* _Instructions for the task_
Copy every line from the records below that holds the word "внесении".

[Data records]
(begin)

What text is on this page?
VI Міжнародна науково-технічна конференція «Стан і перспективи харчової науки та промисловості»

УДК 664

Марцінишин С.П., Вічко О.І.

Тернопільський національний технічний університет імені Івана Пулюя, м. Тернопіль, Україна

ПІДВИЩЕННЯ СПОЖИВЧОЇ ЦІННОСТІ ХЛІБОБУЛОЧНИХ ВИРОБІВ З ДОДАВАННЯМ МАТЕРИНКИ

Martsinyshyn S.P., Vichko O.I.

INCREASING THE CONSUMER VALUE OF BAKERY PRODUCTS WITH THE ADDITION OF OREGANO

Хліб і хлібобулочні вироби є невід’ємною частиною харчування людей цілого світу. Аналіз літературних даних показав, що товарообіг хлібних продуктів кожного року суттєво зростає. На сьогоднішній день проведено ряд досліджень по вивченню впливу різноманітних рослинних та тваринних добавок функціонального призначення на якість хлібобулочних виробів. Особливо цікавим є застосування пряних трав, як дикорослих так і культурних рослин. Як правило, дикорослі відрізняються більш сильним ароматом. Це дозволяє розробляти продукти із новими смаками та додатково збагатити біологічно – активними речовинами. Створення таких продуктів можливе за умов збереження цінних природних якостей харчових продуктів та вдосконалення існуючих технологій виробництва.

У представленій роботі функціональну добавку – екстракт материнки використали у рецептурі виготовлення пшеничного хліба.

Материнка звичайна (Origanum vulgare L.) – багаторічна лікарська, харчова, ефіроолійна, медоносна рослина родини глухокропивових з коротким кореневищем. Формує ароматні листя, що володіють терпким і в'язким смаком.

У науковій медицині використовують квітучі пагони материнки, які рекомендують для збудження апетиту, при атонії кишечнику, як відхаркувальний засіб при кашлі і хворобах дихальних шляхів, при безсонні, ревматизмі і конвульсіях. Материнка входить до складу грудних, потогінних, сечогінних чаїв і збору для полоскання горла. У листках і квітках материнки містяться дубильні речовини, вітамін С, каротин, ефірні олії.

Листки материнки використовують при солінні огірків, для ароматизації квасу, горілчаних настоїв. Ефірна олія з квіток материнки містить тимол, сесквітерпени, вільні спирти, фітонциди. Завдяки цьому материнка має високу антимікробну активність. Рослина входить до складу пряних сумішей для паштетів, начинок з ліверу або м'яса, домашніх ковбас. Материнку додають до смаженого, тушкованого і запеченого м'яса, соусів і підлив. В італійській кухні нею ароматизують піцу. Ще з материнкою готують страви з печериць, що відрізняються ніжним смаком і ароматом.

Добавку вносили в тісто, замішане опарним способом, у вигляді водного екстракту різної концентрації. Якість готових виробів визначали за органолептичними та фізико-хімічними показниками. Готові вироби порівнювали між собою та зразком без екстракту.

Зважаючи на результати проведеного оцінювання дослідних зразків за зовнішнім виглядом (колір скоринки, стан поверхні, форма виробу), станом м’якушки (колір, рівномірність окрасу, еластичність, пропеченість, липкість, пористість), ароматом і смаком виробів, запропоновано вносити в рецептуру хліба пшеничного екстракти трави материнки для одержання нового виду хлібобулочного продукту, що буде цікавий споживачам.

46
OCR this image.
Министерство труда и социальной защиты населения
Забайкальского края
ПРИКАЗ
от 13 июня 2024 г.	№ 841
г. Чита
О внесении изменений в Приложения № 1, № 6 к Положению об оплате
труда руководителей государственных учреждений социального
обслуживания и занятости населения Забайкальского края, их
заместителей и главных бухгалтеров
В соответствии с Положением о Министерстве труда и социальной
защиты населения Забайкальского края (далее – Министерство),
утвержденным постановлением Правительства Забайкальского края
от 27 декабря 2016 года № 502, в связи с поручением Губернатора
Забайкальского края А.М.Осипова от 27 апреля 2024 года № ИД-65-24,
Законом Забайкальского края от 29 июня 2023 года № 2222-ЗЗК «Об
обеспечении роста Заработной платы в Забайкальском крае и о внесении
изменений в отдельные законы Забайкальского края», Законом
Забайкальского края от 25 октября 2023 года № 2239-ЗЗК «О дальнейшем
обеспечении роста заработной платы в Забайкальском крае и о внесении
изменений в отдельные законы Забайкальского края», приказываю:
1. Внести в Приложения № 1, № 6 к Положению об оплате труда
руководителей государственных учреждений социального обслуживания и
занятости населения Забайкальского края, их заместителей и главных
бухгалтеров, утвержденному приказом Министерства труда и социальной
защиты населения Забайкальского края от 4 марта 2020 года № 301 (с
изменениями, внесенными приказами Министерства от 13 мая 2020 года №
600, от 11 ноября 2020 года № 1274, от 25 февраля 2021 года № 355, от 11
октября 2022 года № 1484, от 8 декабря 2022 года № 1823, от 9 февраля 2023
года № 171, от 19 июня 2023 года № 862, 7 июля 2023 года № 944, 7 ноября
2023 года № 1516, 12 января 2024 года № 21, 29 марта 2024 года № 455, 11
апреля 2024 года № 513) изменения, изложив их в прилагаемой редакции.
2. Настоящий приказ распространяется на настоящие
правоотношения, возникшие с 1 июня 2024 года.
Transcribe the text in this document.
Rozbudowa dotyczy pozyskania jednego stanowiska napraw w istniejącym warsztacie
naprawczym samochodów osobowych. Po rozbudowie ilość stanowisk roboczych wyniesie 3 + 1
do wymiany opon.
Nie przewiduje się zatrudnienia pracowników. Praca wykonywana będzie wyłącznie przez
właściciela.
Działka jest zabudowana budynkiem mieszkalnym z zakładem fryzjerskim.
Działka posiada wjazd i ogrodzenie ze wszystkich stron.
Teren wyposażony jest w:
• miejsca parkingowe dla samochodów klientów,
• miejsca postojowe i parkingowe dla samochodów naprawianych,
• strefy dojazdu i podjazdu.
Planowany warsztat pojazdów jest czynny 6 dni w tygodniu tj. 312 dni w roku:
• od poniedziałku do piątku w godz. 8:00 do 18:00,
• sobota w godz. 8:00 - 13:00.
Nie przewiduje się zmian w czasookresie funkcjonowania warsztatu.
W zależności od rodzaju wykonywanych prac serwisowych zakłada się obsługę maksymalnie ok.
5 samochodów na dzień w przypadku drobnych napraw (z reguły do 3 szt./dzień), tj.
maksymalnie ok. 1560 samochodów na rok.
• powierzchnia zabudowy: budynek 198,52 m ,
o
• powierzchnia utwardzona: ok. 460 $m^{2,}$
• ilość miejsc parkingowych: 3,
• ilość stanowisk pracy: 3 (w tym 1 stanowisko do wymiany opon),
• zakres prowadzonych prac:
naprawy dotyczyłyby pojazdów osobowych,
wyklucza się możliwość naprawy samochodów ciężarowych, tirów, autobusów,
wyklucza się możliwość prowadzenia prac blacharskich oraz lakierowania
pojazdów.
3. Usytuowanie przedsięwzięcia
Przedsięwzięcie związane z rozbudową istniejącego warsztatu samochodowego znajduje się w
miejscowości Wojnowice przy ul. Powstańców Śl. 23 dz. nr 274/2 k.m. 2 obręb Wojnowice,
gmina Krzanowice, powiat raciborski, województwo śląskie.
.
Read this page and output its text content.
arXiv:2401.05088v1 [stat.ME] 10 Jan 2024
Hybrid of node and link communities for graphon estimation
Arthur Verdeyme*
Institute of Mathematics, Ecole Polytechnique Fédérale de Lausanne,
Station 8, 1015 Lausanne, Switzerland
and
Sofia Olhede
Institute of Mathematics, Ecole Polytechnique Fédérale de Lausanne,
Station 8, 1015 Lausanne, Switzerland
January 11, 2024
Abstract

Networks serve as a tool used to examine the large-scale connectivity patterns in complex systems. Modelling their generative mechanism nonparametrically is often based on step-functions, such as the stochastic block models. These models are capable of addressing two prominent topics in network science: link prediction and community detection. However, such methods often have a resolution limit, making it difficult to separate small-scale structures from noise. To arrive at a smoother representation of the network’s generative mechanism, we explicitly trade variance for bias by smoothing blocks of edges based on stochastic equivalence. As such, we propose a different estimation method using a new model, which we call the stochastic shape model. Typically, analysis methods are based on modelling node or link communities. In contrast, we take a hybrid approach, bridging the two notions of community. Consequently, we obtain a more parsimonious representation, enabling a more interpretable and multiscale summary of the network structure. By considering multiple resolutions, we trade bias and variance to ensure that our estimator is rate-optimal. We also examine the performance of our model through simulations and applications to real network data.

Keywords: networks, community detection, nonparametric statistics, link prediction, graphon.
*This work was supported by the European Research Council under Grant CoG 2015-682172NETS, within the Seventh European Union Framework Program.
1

(end)

* _Result for this exercise_
О внесении изменений в Приложения № 1, № 6 к Положению об оплате
обеспечении роста Заработной платы в Забайкальском крае и о внесении
обеспечении роста заработной платы в Забайкальском крае и о внесении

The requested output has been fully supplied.